→ EXERCISE REQUIREMENTS: Locate each line holding the string "Россия" and copy it.

──────

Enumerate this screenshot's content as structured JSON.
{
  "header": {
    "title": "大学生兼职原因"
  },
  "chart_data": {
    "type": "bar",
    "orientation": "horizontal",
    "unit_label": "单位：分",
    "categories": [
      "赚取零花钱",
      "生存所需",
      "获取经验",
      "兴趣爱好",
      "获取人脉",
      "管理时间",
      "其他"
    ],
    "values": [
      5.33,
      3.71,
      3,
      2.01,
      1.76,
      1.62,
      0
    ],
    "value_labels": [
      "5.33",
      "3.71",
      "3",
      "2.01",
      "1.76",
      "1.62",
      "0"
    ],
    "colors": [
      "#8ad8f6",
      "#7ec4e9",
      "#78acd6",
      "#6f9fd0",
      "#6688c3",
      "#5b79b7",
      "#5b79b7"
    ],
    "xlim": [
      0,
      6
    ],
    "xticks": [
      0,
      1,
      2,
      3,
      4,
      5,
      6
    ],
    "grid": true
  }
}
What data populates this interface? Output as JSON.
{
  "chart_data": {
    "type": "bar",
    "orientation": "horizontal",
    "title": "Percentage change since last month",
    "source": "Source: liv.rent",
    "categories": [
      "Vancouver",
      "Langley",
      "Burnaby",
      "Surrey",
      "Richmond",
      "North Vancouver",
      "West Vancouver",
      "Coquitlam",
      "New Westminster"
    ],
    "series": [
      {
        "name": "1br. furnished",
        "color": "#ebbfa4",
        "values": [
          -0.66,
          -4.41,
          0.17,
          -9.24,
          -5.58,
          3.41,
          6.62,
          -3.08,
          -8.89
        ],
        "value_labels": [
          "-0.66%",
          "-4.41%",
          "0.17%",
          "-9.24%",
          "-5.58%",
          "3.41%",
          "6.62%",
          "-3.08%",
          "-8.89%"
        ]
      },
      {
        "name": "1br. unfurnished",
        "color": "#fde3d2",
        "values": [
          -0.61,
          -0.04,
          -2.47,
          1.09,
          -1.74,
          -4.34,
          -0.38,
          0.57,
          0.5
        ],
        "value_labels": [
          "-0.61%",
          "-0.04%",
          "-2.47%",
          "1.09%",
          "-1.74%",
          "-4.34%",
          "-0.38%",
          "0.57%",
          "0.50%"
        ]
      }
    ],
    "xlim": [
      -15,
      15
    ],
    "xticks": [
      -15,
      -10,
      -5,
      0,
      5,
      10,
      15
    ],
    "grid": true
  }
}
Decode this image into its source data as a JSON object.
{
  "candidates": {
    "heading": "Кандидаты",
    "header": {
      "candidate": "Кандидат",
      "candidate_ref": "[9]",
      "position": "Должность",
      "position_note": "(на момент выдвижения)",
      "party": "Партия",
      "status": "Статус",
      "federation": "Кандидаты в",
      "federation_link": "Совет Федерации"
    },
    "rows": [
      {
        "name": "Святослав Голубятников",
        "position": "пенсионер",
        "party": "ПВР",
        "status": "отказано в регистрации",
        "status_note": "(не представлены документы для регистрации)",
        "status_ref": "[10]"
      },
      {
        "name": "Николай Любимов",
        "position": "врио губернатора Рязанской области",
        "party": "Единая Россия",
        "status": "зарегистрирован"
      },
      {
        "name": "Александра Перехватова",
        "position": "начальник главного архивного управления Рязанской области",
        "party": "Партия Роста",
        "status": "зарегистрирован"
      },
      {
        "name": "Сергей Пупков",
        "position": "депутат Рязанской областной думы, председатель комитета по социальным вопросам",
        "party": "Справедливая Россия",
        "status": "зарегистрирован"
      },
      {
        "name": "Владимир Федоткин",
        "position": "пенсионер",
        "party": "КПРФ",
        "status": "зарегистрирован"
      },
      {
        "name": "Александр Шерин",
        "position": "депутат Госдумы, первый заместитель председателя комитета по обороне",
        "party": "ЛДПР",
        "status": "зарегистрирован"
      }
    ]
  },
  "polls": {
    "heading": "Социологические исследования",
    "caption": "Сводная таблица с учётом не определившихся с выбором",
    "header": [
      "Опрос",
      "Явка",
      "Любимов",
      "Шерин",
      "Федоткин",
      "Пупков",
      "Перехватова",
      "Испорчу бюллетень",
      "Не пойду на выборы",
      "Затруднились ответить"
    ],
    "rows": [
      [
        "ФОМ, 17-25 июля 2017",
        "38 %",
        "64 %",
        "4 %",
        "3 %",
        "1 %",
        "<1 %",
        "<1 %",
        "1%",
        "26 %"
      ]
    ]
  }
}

──────

→ OUTPUT OF THE EXERCISE:
        "party": "Единая Россия",
        "party": "Справедливая Россия",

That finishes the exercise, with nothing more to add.